--- Objective ---
Copy every line of the data that includes the string "value".

--- Stored data ---
□ □ □

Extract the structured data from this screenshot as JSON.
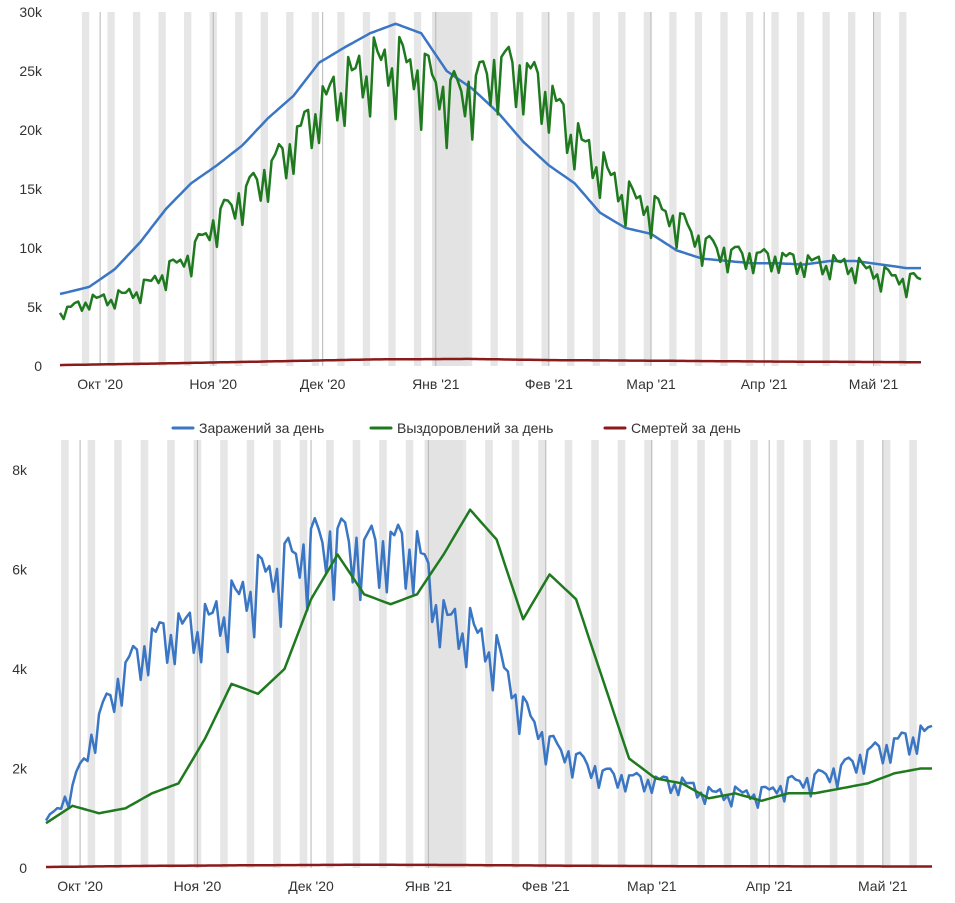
{
  "legend": {
    "items": [
      {
        "label": "Заражений за день",
        "color": "#3a76c4"
      },
      {
        "label": "Выздоровлений за день",
        "color": "#1f7a1f"
      },
      {
        "label": "Смертей за день",
        "color": "#8b1a1a"
      }
    ]
  },
  "chart_data": [
    {
      "type": "line",
      "x_range": [
        "2020-09-20",
        "2021-05-14"
      ],
      "x_ticks": [
        {
          "date": "2020-10-01",
          "label": "Окт '20"
        },
        {
          "date": "2020-11-01",
          "label": "Ноя '20"
        },
        {
          "date": "2020-12-01",
          "label": "Дек '20"
        },
        {
          "date": "2021-01-01",
          "label": "Янв '21"
        },
        {
          "date": "2021-02-01",
          "label": "Фев '21"
        },
        {
          "date": "2021-03-01",
          "label": "Мар '21"
        },
        {
          "date": "2021-04-01",
          "label": "Апр '21"
        },
        {
          "date": "2021-05-01",
          "label": "Май '21"
        }
      ],
      "ylim": [
        0,
        30000
      ],
      "y_ticks": [
        {
          "value": 0,
          "label": "0"
        },
        {
          "value": 5000,
          "label": "5k"
        },
        {
          "value": 10000,
          "label": "10k"
        },
        {
          "value": 15000,
          "label": "15k"
        },
        {
          "value": 20000,
          "label": "20k"
        },
        {
          "value": 25000,
          "label": "25k"
        },
        {
          "value": 30000,
          "label": "30k"
        }
      ],
      "highlight_band": [
        "2020-12-31",
        "2021-01-10"
      ],
      "series": [
        {
          "name": "Заражений за день",
          "color": "#3a76c4",
          "kind": "smooth",
          "points": [
            [
              "2020-09-20",
              6100
            ],
            [
              "2020-09-28",
              6700
            ],
            [
              "2020-10-05",
              8200
            ],
            [
              "2020-10-12",
              10500
            ],
            [
              "2020-10-19",
              13300
            ],
            [
              "2020-10-26",
              15500
            ],
            [
              "2020-11-02",
              17000
            ],
            [
              "2020-11-09",
              18700
            ],
            [
              "2020-11-16",
              21000
            ],
            [
              "2020-11-23",
              22900
            ],
            [
              "2020-11-30",
              25700
            ],
            [
              "2020-12-07",
              27000
            ],
            [
              "2020-12-14",
              28200
            ],
            [
              "2020-12-21",
              29000
            ],
            [
              "2020-12-28",
              28200
            ],
            [
              "2021-01-04",
              25000
            ],
            [
              "2021-01-11",
              23500
            ],
            [
              "2021-01-18",
              21500
            ],
            [
              "2021-01-25",
              19000
            ],
            [
              "2021-02-01",
              17000
            ],
            [
              "2021-02-08",
              15500
            ],
            [
              "2021-02-15",
              13000
            ],
            [
              "2021-02-22",
              11700
            ],
            [
              "2021-03-01",
              11200
            ],
            [
              "2021-03-08",
              9800
            ],
            [
              "2021-03-15",
              9100
            ],
            [
              "2021-03-22",
              8900
            ],
            [
              "2021-03-29",
              8700
            ],
            [
              "2021-04-05",
              8700
            ],
            [
              "2021-04-12",
              8600
            ],
            [
              "2021-04-19",
              8900
            ],
            [
              "2021-04-26",
              8900
            ],
            [
              "2021-05-03",
              8600
            ],
            [
              "2021-05-10",
              8300
            ]
          ]
        },
        {
          "name": "Выздоровлений за день",
          "color": "#1f7a1f",
          "kind": "weekly",
          "points": [
            [
              "2020-09-20",
              4500
            ],
            [
              "2020-09-28",
              5600
            ],
            [
              "2020-10-05",
              5800
            ],
            [
              "2020-10-12",
              6500
            ],
            [
              "2020-10-19",
              8000
            ],
            [
              "2020-10-26",
              9500
            ],
            [
              "2020-11-02",
              12500
            ],
            [
              "2020-11-09",
              14500
            ],
            [
              "2020-11-16",
              16500
            ],
            [
              "2020-11-23",
              19000
            ],
            [
              "2020-11-30",
              22000
            ],
            [
              "2020-12-07",
              24000
            ],
            [
              "2020-12-14",
              25500
            ],
            [
              "2020-12-21",
              25800
            ],
            [
              "2020-12-28",
              25000
            ],
            [
              "2021-01-04",
              23000
            ],
            [
              "2021-01-11",
              23500
            ],
            [
              "2021-01-18",
              25500
            ],
            [
              "2021-01-25",
              25000
            ],
            [
              "2021-02-01",
              23000
            ],
            [
              "2021-02-08",
              19500
            ],
            [
              "2021-02-15",
              17000
            ],
            [
              "2021-02-22",
              14500
            ],
            [
              "2021-03-01",
              13500
            ],
            [
              "2021-03-08",
              12500
            ],
            [
              "2021-03-15",
              10500
            ],
            [
              "2021-03-22",
              9600
            ],
            [
              "2021-03-29",
              9300
            ],
            [
              "2021-04-05",
              9200
            ],
            [
              "2021-04-12",
              8800
            ],
            [
              "2021-04-19",
              8700
            ],
            [
              "2021-04-26",
              8500
            ],
            [
              "2021-05-03",
              7800
            ],
            [
              "2021-05-10",
              7300
            ]
          ]
        },
        {
          "name": "Смертей за день",
          "color": "#8b1a1a",
          "kind": "smooth",
          "points": [
            [
              "2020-09-20",
              80
            ],
            [
              "2020-10-15",
              200
            ],
            [
              "2020-11-15",
              380
            ],
            [
              "2020-12-15",
              560
            ],
            [
              "2021-01-10",
              600
            ],
            [
              "2021-02-01",
              500
            ],
            [
              "2021-03-01",
              450
            ],
            [
              "2021-04-01",
              380
            ],
            [
              "2021-05-14",
              320
            ]
          ]
        }
      ]
    },
    {
      "type": "line",
      "x_range": [
        "2020-09-22",
        "2021-05-14"
      ],
      "x_ticks": [
        {
          "date": "2020-10-01",
          "label": "Окт '20"
        },
        {
          "date": "2020-11-01",
          "label": "Ноя '20"
        },
        {
          "date": "2020-12-01",
          "label": "Дек '20"
        },
        {
          "date": "2021-01-01",
          "label": "Янв '21"
        },
        {
          "date": "2021-02-01",
          "label": "Фев '21"
        },
        {
          "date": "2021-03-01",
          "label": "Мар '21"
        },
        {
          "date": "2021-04-01",
          "label": "Апр '21"
        },
        {
          "date": "2021-05-01",
          "label": "Май '21"
        }
      ],
      "ylim": [
        0,
        8600
      ],
      "y_ticks": [
        {
          "value": 0,
          "label": "0"
        },
        {
          "value": 2000,
          "label": "2k"
        },
        {
          "value": 4000,
          "label": "4k"
        },
        {
          "value": 6000,
          "label": "6k"
        },
        {
          "value": 8000,
          "label": "8k"
        }
      ],
      "highlight_band": [
        "2020-12-31",
        "2021-01-10"
      ],
      "series": [
        {
          "name": "Заражений за день",
          "color": "#3a76c4",
          "kind": "weekly",
          "points": [
            [
              "2020-09-22",
              900
            ],
            [
              "2020-09-29",
              1600
            ],
            [
              "2020-10-06",
              3000
            ],
            [
              "2020-10-13",
              4000
            ],
            [
              "2020-10-20",
              4600
            ],
            [
              "2020-10-27",
              4800
            ],
            [
              "2020-11-03",
              4900
            ],
            [
              "2020-11-10",
              5300
            ],
            [
              "2020-11-17",
              5800
            ],
            [
              "2020-11-24",
              6100
            ],
            [
              "2020-12-01",
              6500
            ],
            [
              "2020-12-08",
              6600
            ],
            [
              "2020-12-15",
              6400
            ],
            [
              "2020-12-22",
              6500
            ],
            [
              "2020-12-29",
              6400
            ],
            [
              "2021-01-05",
              5000
            ],
            [
              "2021-01-12",
              4800
            ],
            [
              "2021-01-19",
              4300
            ],
            [
              "2021-01-26",
              3200
            ],
            [
              "2021-02-02",
              2500
            ],
            [
              "2021-02-09",
              2200
            ],
            [
              "2021-02-16",
              1900
            ],
            [
              "2021-02-23",
              1800
            ],
            [
              "2021-03-02",
              1750
            ],
            [
              "2021-03-09",
              1700
            ],
            [
              "2021-03-16",
              1500
            ],
            [
              "2021-03-23",
              1500
            ],
            [
              "2021-03-30",
              1500
            ],
            [
              "2021-04-06",
              1700
            ],
            [
              "2021-04-13",
              1800
            ],
            [
              "2021-04-20",
              2000
            ],
            [
              "2021-04-27",
              2300
            ],
            [
              "2021-05-04",
              2500
            ],
            [
              "2021-05-11",
              2700
            ]
          ]
        },
        {
          "name": "Выздоровлений за день",
          "color": "#1f7a1f",
          "kind": "smooth",
          "points": [
            [
              "2020-09-22",
              900
            ],
            [
              "2020-09-29",
              1250
            ],
            [
              "2020-10-06",
              1100
            ],
            [
              "2020-10-13",
              1200
            ],
            [
              "2020-10-20",
              1500
            ],
            [
              "2020-10-27",
              1700
            ],
            [
              "2020-11-03",
              2600
            ],
            [
              "2020-11-10",
              3700
            ],
            [
              "2020-11-17",
              3500
            ],
            [
              "2020-11-24",
              4000
            ],
            [
              "2020-12-01",
              5400
            ],
            [
              "2020-12-08",
              6300
            ],
            [
              "2020-12-15",
              5500
            ],
            [
              "2020-12-22",
              5300
            ],
            [
              "2020-12-29",
              5500
            ],
            [
              "2021-01-05",
              6300
            ],
            [
              "2021-01-12",
              7200
            ],
            [
              "2021-01-19",
              6600
            ],
            [
              "2021-01-26",
              5000
            ],
            [
              "2021-02-02",
              5900
            ],
            [
              "2021-02-09",
              5400
            ],
            [
              "2021-02-16",
              3800
            ],
            [
              "2021-02-23",
              2200
            ],
            [
              "2021-03-02",
              1800
            ],
            [
              "2021-03-09",
              1700
            ],
            [
              "2021-03-16",
              1400
            ],
            [
              "2021-03-23",
              1500
            ],
            [
              "2021-03-30",
              1350
            ],
            [
              "2021-04-06",
              1500
            ],
            [
              "2021-04-13",
              1500
            ],
            [
              "2021-04-20",
              1600
            ],
            [
              "2021-04-27",
              1700
            ],
            [
              "2021-05-04",
              1900
            ],
            [
              "2021-05-11",
              2000
            ]
          ]
        },
        {
          "name": "Смертей за день",
          "color": "#8b1a1a",
          "kind": "smooth",
          "points": [
            [
              "2020-09-22",
              20
            ],
            [
              "2020-10-15",
              40
            ],
            [
              "2020-11-15",
              55
            ],
            [
              "2020-12-15",
              65
            ],
            [
              "2021-01-10",
              60
            ],
            [
              "2021-02-10",
              45
            ],
            [
              "2021-03-15",
              35
            ],
            [
              "2021-05-14",
              30
            ]
          ]
        }
      ]
    }
  ]
}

□ □ □

--- Reply to the task ---
          "value": 0,
          "value": 5000,
          "value": 10000,
          "value": 15000,
          "value": 20000,
          "value": 25000,
          "value": 30000,
          "value": 0,
          "value": 2000,
          "value": 4000,
          "value": 6000,
          "value": 8000,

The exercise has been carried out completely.